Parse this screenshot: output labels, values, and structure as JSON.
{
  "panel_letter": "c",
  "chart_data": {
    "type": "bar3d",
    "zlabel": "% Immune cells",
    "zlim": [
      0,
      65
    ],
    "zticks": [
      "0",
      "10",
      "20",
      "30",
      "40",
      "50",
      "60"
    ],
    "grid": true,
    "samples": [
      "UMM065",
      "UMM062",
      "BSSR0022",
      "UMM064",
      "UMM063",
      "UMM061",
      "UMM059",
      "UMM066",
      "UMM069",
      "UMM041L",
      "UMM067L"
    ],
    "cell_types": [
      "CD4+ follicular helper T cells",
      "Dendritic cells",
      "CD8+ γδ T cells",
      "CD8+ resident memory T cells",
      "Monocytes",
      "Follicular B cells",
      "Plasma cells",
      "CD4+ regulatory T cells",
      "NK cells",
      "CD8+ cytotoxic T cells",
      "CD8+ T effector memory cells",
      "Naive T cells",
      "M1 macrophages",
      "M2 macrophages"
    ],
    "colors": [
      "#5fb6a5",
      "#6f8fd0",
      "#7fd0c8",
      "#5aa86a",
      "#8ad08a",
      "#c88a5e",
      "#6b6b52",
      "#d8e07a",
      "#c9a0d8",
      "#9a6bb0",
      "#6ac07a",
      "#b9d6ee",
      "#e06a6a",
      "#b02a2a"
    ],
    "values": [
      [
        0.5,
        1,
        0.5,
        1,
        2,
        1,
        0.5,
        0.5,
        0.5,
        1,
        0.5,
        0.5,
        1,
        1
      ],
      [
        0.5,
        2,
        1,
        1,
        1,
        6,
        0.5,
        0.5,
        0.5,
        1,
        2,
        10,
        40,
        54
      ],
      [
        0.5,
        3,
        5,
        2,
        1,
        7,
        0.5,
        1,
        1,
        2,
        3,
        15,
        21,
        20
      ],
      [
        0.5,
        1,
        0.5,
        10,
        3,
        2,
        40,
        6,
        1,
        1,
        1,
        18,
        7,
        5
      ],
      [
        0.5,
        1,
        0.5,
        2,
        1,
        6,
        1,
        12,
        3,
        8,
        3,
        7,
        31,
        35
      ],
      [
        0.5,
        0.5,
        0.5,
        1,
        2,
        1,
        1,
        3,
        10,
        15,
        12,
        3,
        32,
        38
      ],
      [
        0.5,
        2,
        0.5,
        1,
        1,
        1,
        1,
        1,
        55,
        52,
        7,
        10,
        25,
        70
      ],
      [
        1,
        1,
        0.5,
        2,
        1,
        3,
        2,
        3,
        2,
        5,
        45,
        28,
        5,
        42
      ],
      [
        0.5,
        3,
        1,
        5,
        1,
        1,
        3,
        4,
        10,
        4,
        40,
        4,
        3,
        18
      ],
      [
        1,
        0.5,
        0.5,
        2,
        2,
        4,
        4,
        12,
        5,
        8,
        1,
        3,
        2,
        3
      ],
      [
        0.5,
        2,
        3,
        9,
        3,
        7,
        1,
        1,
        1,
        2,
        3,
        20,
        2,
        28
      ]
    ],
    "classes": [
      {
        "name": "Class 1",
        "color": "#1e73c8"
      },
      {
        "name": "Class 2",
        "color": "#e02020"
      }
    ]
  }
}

-=-=-

- _Action item_
Copy all lines from the material that hold "values".

- _Result of the exercise_
Parse this screenshot: output labels, values, and structure as JSON.
    "values": [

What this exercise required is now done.